## Requirements:
Reproduce every one of the following records word for word, keeping each line unchanged.
↓↓↓
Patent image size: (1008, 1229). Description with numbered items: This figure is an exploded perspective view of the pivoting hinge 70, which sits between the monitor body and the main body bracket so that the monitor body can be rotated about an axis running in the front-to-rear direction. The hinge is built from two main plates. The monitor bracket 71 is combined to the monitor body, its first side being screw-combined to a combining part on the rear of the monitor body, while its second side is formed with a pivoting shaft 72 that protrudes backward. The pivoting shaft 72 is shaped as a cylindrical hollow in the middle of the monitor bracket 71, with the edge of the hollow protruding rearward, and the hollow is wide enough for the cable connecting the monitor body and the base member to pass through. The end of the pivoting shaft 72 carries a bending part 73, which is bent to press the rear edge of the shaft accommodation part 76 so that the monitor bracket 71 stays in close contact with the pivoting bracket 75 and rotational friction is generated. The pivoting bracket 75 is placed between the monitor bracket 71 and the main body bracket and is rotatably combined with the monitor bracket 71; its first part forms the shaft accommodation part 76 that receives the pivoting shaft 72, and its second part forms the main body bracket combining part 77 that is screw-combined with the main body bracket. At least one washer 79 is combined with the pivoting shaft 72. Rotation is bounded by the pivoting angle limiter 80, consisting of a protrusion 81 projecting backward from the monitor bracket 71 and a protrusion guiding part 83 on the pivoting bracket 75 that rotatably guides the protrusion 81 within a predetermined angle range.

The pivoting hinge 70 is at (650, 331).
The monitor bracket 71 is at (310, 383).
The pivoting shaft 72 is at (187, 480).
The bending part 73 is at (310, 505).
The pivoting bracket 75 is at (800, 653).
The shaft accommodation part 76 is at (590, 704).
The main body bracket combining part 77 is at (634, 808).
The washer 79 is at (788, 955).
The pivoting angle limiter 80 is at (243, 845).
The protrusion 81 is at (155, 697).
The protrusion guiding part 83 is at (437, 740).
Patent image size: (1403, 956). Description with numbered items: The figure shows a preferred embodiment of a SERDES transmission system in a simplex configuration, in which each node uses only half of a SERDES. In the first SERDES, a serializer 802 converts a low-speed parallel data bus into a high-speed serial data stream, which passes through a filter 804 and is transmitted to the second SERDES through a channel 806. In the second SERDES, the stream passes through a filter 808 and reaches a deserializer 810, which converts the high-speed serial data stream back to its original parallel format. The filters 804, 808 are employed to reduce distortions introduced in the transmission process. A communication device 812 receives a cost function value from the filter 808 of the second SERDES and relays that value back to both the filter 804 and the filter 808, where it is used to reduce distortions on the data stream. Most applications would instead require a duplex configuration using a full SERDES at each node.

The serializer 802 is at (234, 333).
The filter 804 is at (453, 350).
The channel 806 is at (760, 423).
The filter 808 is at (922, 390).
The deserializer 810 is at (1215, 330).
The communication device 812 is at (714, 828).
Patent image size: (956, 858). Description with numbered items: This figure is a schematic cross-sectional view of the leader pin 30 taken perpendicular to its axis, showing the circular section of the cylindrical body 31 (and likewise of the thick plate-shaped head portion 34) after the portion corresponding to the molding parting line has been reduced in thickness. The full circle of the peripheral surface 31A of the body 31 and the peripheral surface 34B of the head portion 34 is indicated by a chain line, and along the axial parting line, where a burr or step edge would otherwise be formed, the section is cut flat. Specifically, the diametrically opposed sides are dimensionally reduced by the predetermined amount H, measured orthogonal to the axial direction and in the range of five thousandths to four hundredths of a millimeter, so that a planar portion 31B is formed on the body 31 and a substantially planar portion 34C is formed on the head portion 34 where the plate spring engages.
↑↑↑
## The result:
Patent image size: (1008, 1229). Description with numbered items: This figure is an exploded perspective view of the pivoting hinge 70, which sits between the monitor body and the main body bracket so that the monitor body can be rotated about an axis running in the front-to-rear direction. The hinge is built from two main plates. The monitor bracket 71 is combined to the monitor body, its first side being screw-combined to a combining part on the rear of the monitor body, while its second side is formed with a pivoting shaft 72 that protrudes backward. The pivoting shaft 72 is shaped as a cylindrical hollow in the middle of the monitor bracket 71, with the edge of the hollow protruding rearward, and the hollow is wide enough for the cable connecting the monitor body and the base member to pass through. The end of the pivoting shaft 72 carries a bending part 73, which is bent to press the rear edge of the shaft accommodation part 76 so that the monitor bracket 71 stays in close contact with the pivoting bracket 75 and rotational friction is generated. The pivoting bracket 75 is placed between the monitor bracket 71 and the main body bracket and is rotatably combined with the monitor bracket 71; its first part forms the shaft accommodation part 76 that receives the pivoting shaft 72, and its second part forms the main body bracket combining part 77 that is screw-combined with the main body bracket. At least one washer 79 is combined with the pivoting shaft 72. Rotation is bounded by the pivoting angle limiter 80, consisting of a protrusion 81 projecting backward from the monitor bracket 71 and a protrusion guiding part 83 on the pivoting bracket 75 that rotatably guides the protrusion 81 within a predetermined angle range.

The pivoting hinge 70 is at (650, 331).
The monitor bracket 71 is at (310, 383).
The pivoting shaft 72 is at (187, 480).
The bending part 73 is at (310, 505).
The pivoting bracket 75 is at (800, 653).
The shaft accommodation part 76 is at (590, 704).
The main body bracket combining part 77 is at (634, 808).
The washer 79 is at (788, 955).
The pivoting angle limiter 80 is at (243, 845).
The protrusion 81 is at (155, 697).
The protrusion guiding part 83 is at (437, 740).
Patent image size: (1403, 956). Description with numbered items: The figure shows a preferred embodiment of a SERDES transmission system in a simplex configuration, in which each node uses only half of a SERDES. In the first SERDES, a serializer 802 converts a low-speed parallel data bus into a high-speed serial data stream, which passes through a filter 804 and is transmitted to the second SERDES through a channel 806. In the second SERDES, the stream passes through a filter 808 and reaches a deserializer 810, which converts the high-speed serial data stream back to its original parallel format. The filters 804, 808 are employed to reduce distortions introduced in the transmission process. A communication device 812 receives a cost function value from the filter 808 of the second SERDES and relays that value back to both the filter 804 and the filter 808, where it is used to reduce distortions on the data stream. Most applications would instead require a duplex configuration using a full SERDES at each node.

The serializer 802 is at (234, 333).
The filter 804 is at (453, 350).
The channel 806 is at (760, 423).
The filter 808 is at (922, 390).
The deserializer 810 is at (1215, 330).
The communication device 812 is at (714, 828).
Patent image size: (956, 858). Description with numbered items: This figure is a schematic cross-sectional view of the leader pin 30 taken perpendicular to its axis, showing the circular section of the cylindrical body 31 (and likewise of the thick plate-shaped head portion 34) after the portion corresponding to the molding parting line has been reduced in thickness. The full circle of the peripheral surface 31A of the body 31 and the peripheral surface 34B of the head portion 34 is indicated by a chain line, and along the axial parting line, where a burr or step edge would otherwise be formed, the section is cut flat. Specifically, the diametrically opposed sides are dimensionally reduced by the predetermined amount H, measured orthogonal to the axial direction and in the range of five thousandths to four hundredths of a millimeter, so that a planar portion 31B is formed on the body 31 and a substantially planar portion 34C is formed on the head portion 34 where the plate spring engages.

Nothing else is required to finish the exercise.